# [The request]
Reproduce exactly the lines below, starting with the line that contains "Output the text content of this document." and ending with the last line of the records, both included, and nothing else.

# [Dataset excerpts]
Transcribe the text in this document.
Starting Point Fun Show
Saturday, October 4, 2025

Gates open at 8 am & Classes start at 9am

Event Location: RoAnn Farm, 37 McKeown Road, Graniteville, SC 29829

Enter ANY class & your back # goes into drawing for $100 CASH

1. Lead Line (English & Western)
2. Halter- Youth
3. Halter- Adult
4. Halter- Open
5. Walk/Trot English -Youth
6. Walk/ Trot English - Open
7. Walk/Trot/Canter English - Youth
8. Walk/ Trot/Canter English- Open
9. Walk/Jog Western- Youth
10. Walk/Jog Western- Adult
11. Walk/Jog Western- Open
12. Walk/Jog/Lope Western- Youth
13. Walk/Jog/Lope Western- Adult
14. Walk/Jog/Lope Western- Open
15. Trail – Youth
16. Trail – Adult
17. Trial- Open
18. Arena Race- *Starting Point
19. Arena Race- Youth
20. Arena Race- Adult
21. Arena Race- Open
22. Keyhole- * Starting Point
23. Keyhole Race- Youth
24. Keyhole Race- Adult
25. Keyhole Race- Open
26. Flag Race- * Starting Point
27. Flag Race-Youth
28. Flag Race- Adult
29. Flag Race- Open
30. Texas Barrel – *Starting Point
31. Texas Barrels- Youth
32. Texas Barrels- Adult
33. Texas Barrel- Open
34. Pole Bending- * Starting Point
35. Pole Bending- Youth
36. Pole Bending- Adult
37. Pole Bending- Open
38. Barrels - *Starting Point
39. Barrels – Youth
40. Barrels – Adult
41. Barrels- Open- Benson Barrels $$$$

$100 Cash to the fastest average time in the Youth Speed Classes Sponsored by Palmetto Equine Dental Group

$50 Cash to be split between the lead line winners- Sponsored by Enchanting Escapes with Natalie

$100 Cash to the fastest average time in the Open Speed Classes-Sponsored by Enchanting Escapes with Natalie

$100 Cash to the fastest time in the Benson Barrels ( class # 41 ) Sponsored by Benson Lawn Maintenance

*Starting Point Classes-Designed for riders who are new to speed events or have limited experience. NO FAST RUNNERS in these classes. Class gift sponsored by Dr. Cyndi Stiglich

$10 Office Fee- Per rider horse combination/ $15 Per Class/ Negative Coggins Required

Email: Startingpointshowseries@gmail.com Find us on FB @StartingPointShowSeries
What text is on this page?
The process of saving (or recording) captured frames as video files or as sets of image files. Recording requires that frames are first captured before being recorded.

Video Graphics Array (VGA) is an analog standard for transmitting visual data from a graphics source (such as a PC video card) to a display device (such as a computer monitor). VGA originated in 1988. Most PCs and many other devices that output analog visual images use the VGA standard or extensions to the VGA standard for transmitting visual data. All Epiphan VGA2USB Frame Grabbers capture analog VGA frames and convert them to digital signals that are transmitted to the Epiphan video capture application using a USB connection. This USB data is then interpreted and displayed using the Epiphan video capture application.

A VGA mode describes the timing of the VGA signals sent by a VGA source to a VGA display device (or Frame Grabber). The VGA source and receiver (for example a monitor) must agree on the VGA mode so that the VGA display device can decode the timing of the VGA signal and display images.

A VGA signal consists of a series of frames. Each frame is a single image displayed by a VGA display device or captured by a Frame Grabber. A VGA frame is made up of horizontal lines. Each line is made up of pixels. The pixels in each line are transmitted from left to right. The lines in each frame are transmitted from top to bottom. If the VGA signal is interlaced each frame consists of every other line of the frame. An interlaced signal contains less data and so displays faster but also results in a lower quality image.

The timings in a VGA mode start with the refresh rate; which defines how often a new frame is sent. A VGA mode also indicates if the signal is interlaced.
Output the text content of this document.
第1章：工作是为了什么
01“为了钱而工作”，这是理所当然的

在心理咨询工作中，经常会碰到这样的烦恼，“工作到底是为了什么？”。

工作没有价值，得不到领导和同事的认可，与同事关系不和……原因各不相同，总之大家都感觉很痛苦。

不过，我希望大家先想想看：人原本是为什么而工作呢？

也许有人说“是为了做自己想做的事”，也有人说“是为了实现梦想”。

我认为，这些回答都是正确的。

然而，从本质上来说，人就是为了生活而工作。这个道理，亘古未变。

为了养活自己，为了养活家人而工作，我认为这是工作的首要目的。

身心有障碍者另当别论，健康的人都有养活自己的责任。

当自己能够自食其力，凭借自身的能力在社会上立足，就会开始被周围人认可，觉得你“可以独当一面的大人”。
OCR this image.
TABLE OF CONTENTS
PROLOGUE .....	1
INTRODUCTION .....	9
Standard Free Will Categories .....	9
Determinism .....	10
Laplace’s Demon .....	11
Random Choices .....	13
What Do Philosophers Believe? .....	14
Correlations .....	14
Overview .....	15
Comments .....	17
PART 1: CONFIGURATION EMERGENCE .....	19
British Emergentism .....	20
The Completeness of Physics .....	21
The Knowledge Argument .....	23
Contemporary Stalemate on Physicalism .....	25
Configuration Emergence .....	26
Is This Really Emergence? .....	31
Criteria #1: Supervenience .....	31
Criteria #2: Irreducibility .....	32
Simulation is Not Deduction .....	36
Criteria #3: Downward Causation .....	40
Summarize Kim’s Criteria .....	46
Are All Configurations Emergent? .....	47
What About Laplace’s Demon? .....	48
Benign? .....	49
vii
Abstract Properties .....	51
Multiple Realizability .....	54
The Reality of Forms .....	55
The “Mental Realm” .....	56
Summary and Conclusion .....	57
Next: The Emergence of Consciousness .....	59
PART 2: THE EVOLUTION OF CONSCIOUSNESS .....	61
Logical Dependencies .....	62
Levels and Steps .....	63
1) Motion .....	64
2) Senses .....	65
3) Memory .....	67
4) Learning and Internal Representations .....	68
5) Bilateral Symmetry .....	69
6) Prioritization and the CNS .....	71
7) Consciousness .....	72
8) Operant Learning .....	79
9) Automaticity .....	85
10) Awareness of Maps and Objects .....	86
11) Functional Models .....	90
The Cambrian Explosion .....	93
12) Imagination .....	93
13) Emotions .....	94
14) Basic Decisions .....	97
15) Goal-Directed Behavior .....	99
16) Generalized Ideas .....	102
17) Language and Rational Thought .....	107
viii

# [Task response]
Output the text content of this document.
第1章：工作是为了什么
01“为了钱而工作”，这是理所当然的

在心理咨询工作中，经常会碰到这样的烦恼，“工作到底是为了什么？”。

工作没有价值，得不到领导和同事的认可，与同事关系不和……原因各不相同，总之大家都感觉很痛苦。

不过，我希望大家先想想看：人原本是为什么而工作呢？

也许有人说“是为了做自己想做的事”，也有人说“是为了实现梦想”。

我认为，这些回答都是正确的。

然而，从本质上来说，人就是为了生活而工作。这个道理，亘古未变。

为了养活自己，为了养活家人而工作，我认为这是工作的首要目的。

身心有障碍者另当别论，健康的人都有养活自己的责任。

当自己能够自食其力，凭借自身的能力在社会上立足，就会开始被周围人认可，觉得你“可以独当一面的大人”。
OCR this image.
TABLE OF CONTENTS
PROLOGUE .....	1
INTRODUCTION .....	9
Standard Free Will Categories .....	9
Determinism .....	10
Laplace’s Demon .....	11
Random Choices .....	13
What Do Philosophers Believe? .....	14
Correlations .....	14
Overview .....	15
Comments .....	17
PART 1: CONFIGURATION EMERGENCE .....	19
British Emergentism .....	20
The Completeness of Physics .....	21
The Knowledge Argument .....	23
Contemporary Stalemate on Physicalism .....	25
Configuration Emergence .....	26
Is This Really Emergence? .....	31
Criteria #1: Supervenience .....	31
Criteria #2: Irreducibility .....	32
Simulation is Not Deduction .....	36
Criteria #3: Downward Causation .....	40
Summarize Kim’s Criteria .....	46
Are All Configurations Emergent? .....	47
What About Laplace’s Demon? .....	48
Benign? .....	49
vii
Abstract Properties .....	51
Multiple Realizability .....	54
The Reality of Forms .....	55
The “Mental Realm” .....	56
Summary and Conclusion .....	57
Next: The Emergence of Consciousness .....	59
PART 2: THE EVOLUTION OF CONSCIOUSNESS .....	61
Logical Dependencies .....	62
Levels and Steps .....	63
1) Motion .....	64
2) Senses .....	65
3) Memory .....	67
4) Learning and Internal Representations .....	68
5) Bilateral Symmetry .....	69
6) Prioritization and the CNS .....	71
7) Consciousness .....	72
8) Operant Learning .....	79
9) Automaticity .....	85
10) Awareness of Maps and Objects .....	86
11) Functional Models .....	90
The Cambrian Explosion .....	93
12) Imagination .....	93
13) Emotions .....	94
14) Basic Decisions .....	97
15) Goal-Directed Behavior .....	99
16) Generalized Ideas .....	102
17) Language and Rational Thought .....	107
viii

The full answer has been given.